- [Supplied text]
################

BACKGROUND: According to the applicable guidelines for stroke prevention, patients with a high risk of thromboembolic com-plications should receive oral anticoagulants.

AIM: The objective of the present study is to evaluate the prevention of thrombosis in patients with diagnosed atrial fibrillation (AF) on discharge and a high risk of stroke.

METHODS: The present study is a retrospective single-centre registry. The analysis was carried out on the basis of the data on 4099 patients with non-valvular AF, who were discharged from the cardiology department in the years 2004-2012. 276 (67.3%) of those patients were reported to have a high thromboembolism risk.

RESULTS: Oral anticoagulants in monotherapy or in combination were administered to 65% of patients with AF and high risk of stroke. Oral anticoagulants were recommended for 69.7% of patients with a low risk of bleeding and 59.3% of patients with a high risk of bleeding. The number of patients treated with oral anticoagulants within nine years of analysis was increasing: 61.7% in the years 2004-2006, 63.3% in the years 2007-2010, and 71.5% in the years 2011-2012. Factors that affected a decision to not introduce oral anticoagulants in patients with AF and high risk of stroke were hospitalisation in the years 2004-2006 (hazard ratio [HR] 0.72), high risk of bleeding (HR 0.70), vascular disease (HR 0.68), age ≥ 80 years (HR 0.52), history of bleeding (HR 0.55), and paroxysmal AF (HR 0.51).

################

(Records taken from a collection)
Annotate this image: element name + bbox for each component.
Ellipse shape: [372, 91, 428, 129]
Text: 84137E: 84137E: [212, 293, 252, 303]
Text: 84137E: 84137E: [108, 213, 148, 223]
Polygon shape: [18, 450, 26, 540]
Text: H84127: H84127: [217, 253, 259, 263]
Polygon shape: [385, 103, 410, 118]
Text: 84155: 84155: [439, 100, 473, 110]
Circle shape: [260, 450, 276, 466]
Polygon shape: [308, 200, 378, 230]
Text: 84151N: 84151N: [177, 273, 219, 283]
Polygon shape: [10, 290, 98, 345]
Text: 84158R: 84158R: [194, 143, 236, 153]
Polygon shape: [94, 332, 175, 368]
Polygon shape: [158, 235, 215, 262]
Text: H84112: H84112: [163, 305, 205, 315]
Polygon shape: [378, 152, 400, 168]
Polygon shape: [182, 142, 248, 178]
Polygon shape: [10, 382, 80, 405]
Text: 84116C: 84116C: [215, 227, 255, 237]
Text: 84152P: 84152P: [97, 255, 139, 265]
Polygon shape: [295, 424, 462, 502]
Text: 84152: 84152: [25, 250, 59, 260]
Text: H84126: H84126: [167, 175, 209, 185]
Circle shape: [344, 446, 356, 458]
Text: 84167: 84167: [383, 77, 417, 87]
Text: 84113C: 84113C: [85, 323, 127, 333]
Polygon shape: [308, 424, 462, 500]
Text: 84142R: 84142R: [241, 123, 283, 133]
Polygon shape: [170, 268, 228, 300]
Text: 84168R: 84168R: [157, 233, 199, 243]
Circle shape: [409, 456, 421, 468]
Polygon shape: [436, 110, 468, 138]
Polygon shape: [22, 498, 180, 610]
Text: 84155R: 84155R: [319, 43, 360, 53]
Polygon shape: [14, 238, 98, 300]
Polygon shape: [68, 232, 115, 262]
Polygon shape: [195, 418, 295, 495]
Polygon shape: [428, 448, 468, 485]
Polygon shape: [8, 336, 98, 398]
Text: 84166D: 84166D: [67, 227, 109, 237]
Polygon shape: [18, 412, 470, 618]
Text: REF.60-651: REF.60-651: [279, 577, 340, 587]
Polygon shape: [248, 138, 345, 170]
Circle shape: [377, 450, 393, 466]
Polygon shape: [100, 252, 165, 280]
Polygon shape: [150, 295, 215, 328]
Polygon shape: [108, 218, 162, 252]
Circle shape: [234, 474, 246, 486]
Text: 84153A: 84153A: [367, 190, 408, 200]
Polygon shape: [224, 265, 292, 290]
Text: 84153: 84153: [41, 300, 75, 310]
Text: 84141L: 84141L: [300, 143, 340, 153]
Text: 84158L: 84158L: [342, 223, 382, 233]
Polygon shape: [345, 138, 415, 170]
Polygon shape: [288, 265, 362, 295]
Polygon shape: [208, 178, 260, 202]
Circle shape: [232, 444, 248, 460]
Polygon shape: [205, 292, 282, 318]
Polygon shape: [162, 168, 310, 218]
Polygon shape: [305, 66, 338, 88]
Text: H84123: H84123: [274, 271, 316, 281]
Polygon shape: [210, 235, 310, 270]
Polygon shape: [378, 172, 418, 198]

################

- [Directions]
Resume the abstract on anticoagulant use in atrial fibrillation patients at high stroke risk, picking up right after its final sentence.

- [Answer below]
CONCLUSIONS: Oral anticoagulants were indicated on discharge for 2/3 of patients with AF and high risk of stroke, and more often in patients with low risk of bleeding events. An increase in the number of indications for oral anticoagulation has been observed in the past nine years. The factors which led to no use of oral anticoagulation among AF patients with high stroke risk were: hospitalisation in the years 2004-2006, high risk of bleeding, vascular disease, age ≥ 80 years, paroxysmal AF, and previous bleeding.